[What the task requires]
Give back the full listing, character for character, with no pictures.

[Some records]
--------

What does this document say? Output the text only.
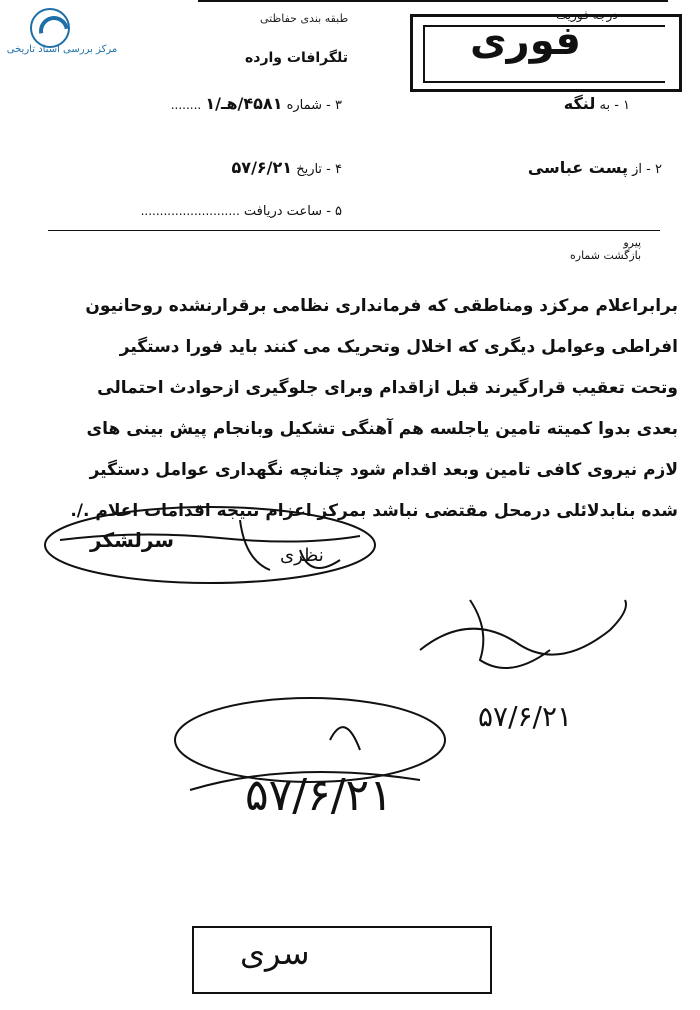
مرکز بررسی اسناد تاریخی
طبقه بندی حفاظتی	درجه فوریت
تلگرافات وارده	فوری
۱ - به لنگه
۳ - شماره ۴۵۸۱/هـ/۱ ........
۲ - از پست عباسی
۴ - تاریخ ۵۷/۶/۲۱
۵ - ساعت دریافت ..........................
پیرو
بازگشت شماره
برابراعلام مرکزد ومناطقی که فرمانداری نظامی برقرارنشده روحانیون
افراطی وعوامل دیگری که اخلال وتحریک می کنند باید فورا دستگیر
وتحت تعقیب قرارگیرند قبل ازاقدام وبرای جلوگیری ازحوادث احتمالی
بعدی بدوا کمیته تامین یاجلسه هم آهنگی تشکیل وبانجام پیش بینی های
لازم نیروی کافی تامین وبعد اقدام شود چنانچه نگهداری عوامل دستگیر
شده بنابدلائلی درمحل مقتضی نباشد بمرکز اعزام نتیجه اقدامات اعلام ./.
سرلشکر
نظری
۵۷/۶/۲۱
۵۷/۶/۲۱
سری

--------

[Exercise answer]
What does this document say? Output the text only.
مرکز بررسی اسناد تاریخی
طبقه بندی حفاظتی	درجه فوریت
تلگرافات وارده	فوری
۱ - به لنگه
۳ - شماره ۴۵۸۱/هـ/۱ ........
۲ - از پست عباسی
۴ - تاریخ ۵۷/۶/۲۱
۵ - ساعت دریافت ..........................
پیرو
بازگشت شماره
برابراعلام مرکزد ومناطقی که فرمانداری نظامی برقرارنشده روحانیون
افراطی وعوامل دیگری که اخلال وتحریک می کنند باید فورا دستگیر
وتحت تعقیب قرارگیرند قبل ازاقدام وبرای جلوگیری ازحوادث احتمالی
بعدی بدوا کمیته تامین یاجلسه هم آهنگی تشکیل وبانجام پیش بینی های
لازم نیروی کافی تامین وبعد اقدام شود چنانچه نگهداری عوامل دستگیر
شده بنابدلائلی درمحل مقتضی نباشد بمرکز اعزام نتیجه اقدامات اعلام ./.
سرلشکر
نظری
۵۷/۶/۲۱
۵۷/۶/۲۱
سری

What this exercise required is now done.